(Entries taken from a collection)
start

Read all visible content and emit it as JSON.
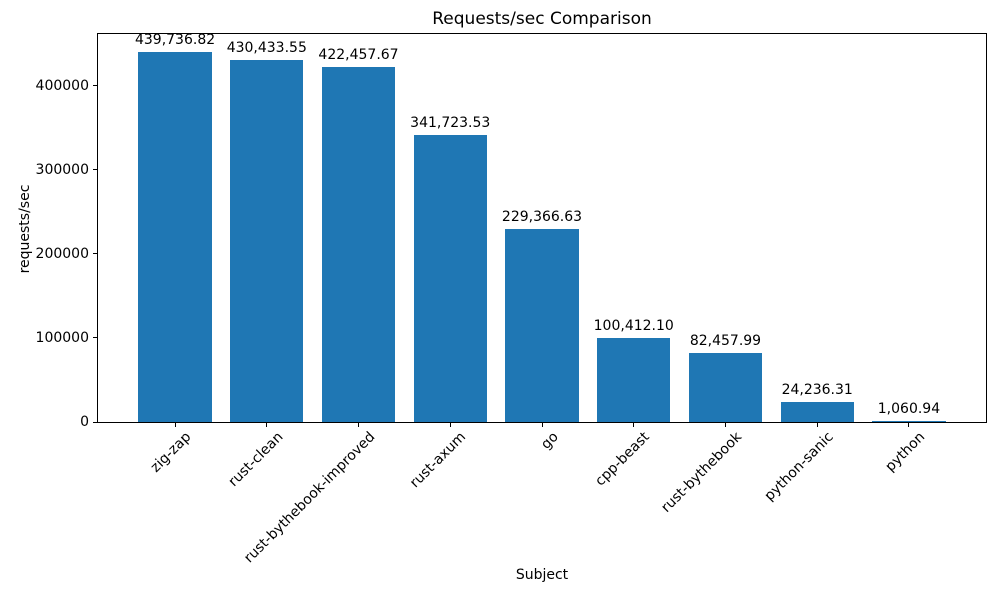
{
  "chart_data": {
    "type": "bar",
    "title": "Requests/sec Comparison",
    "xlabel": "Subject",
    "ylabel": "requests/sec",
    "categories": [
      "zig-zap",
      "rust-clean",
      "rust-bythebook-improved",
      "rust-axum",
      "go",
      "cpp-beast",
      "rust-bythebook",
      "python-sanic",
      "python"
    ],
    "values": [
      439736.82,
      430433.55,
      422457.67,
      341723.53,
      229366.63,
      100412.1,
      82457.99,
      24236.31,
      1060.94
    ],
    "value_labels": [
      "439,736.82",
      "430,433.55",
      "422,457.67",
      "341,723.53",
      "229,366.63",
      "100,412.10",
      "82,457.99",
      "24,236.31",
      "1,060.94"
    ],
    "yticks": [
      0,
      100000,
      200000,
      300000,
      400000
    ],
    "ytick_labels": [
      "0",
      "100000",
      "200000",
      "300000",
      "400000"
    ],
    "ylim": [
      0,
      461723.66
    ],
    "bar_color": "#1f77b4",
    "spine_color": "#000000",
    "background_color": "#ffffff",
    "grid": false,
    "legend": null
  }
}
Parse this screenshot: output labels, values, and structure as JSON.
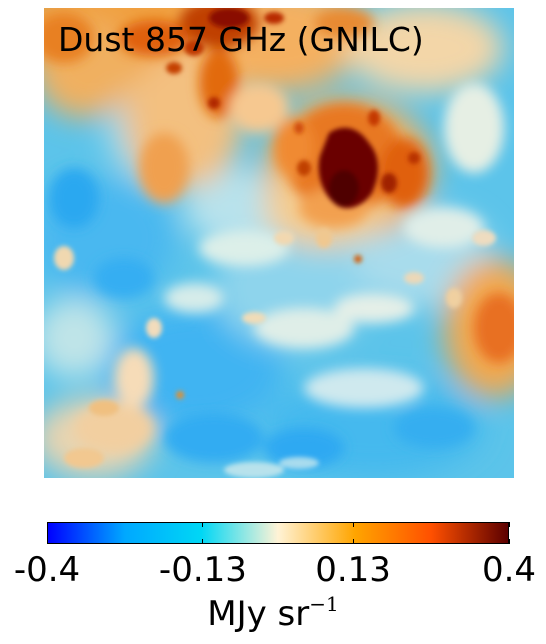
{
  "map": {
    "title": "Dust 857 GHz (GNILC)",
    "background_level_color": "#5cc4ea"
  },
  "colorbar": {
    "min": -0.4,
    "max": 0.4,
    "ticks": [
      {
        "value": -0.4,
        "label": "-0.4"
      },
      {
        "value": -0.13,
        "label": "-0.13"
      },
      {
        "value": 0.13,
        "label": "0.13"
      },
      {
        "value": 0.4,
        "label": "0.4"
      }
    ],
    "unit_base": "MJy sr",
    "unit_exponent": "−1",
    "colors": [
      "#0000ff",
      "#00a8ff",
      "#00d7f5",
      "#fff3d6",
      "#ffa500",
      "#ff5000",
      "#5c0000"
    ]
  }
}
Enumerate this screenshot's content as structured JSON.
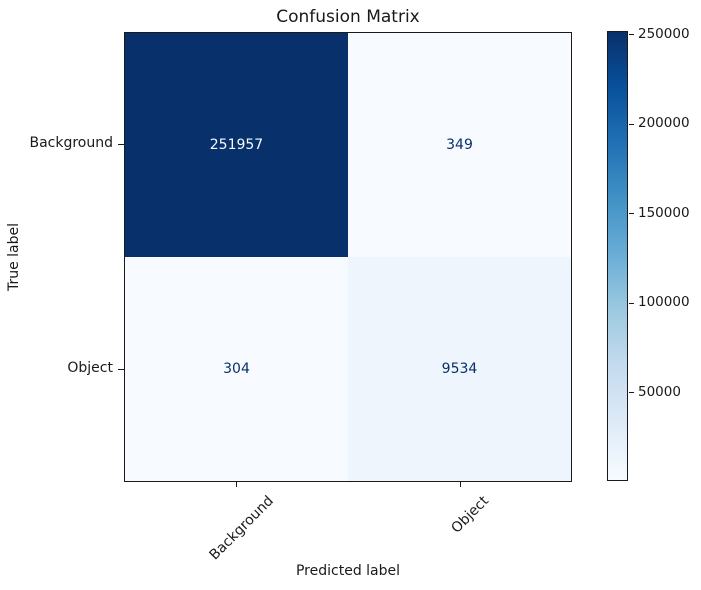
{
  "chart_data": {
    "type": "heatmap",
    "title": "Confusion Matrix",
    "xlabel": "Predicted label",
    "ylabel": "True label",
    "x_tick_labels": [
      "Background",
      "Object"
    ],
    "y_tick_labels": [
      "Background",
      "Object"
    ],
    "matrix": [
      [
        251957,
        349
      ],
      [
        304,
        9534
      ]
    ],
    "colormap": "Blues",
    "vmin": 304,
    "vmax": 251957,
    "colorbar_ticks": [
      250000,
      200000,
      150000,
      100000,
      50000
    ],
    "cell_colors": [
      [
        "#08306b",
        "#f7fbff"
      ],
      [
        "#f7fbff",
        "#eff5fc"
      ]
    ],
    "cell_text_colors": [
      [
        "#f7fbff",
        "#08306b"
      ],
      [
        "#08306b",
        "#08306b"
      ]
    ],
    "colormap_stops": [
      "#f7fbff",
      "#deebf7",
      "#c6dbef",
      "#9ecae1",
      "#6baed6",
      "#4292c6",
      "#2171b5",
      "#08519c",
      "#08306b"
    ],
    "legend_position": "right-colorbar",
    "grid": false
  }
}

end

### What is expected
Reproduce every record above exactly, but leave out the pictures.

### Task output
Read all visible content and emit it as JSON.
{
  "chart_data": {
    "type": "bar",
    "title": "Requests/sec Comparison",
    "xlabel": "Subject",
    "ylabel": "requests/sec",
    "categories": [
      "zig-zap",
      "rust-clean",
      "rust-bythebook-improved",
      "rust-axum",
      "go",
      "cpp-beast",
      "rust-bythebook",
      "python-sanic",
      "python"
    ],
    "values": [
      439736.82,
      430433.55,
      422457.67,
      341723.53,
      229366.63,
      100412.1,
      82457.99,
      24236.31,
      1060.94
    ],
    "value_labels": [
      "439,736.82",
      "430,433.55",
      "422,457.67",
      "341,723.53",
      "229,366.63",
      "100,412.10",
      "82,457.99",
      "24,236.31",
      "1,060.94"
    ],
    "yticks": [
      0,
      100000,
      200000,
      300000,
      400000
    ],
    "ytick_labels": [
      "0",
      "100000",
      "200000",
      "300000",
      "400000"
    ],
    "ylim": [
      0,
      461723.66
    ],
    "bar_color": "#1f77b4",
    "spine_color": "#000000",
    "background_color": "#ffffff",
    "grid": false,
    "legend": null
  }
}
Parse this screenshot: output labels, values, and structure as JSON.
{
  "map": {
    "title": "Dust 857 GHz (GNILC)",
    "background_level_color": "#5cc4ea"
  },
  "colorbar": {
    "min": -0.4,
    "max": 0.4,
    "ticks": [
      {
        "value": -0.4,
        "label": "-0.4"
      },
      {
        "value": -0.13,
        "label": "-0.13"
      },
      {
        "value": 0.13,
        "label": "0.13"
      },
      {
        "value": 0.4,
        "label": "0.4"
      }
    ],
    "unit_base": "MJy sr",
    "unit_exponent": "−1",
    "colors": [
      "#0000ff",
      "#00a8ff",
      "#00d7f5",
      "#fff3d6",
      "#ffa500",
      "#ff5000",
      "#5c0000"
    ]
  }
}
Enumerate this screenshot's content as structured JSON.
{
  "chart_data": {
    "type": "heatmap",
    "title": "Confusion Matrix",
    "xlabel": "Predicted label",
    "ylabel": "True label",
    "x_tick_labels": [
      "Background",
      "Object"
    ],
    "y_tick_labels": [
      "Background",
      "Object"
    ],
    "matrix": [
      [
        251957,
        349
      ],
      [
        304,
        9534
      ]
    ],
    "colormap": "Blues",
    "vmin": 304,
    "vmax": 251957,
    "colorbar_ticks": [
      250000,
      200000,
      150000,
      100000,
      50000
    ],
    "cell_colors": [
      [
        "#08306b",
        "#f7fbff"
      ],
      [
        "#f7fbff",
        "#eff5fc"
      ]
    ],
    "cell_text_colors": [
      [
        "#f7fbff",
        "#08306b"
      ],
      [
        "#08306b",
        "#08306b"
      ]
    ],
    "colormap_stops": [
      "#f7fbff",
      "#deebf7",
      "#c6dbef",
      "#9ecae1",
      "#6baed6",
      "#4292c6",
      "#2171b5",
      "#08519c",
      "#08306b"
    ],
    "legend_position": "right-colorbar",
    "grid": false
  }
}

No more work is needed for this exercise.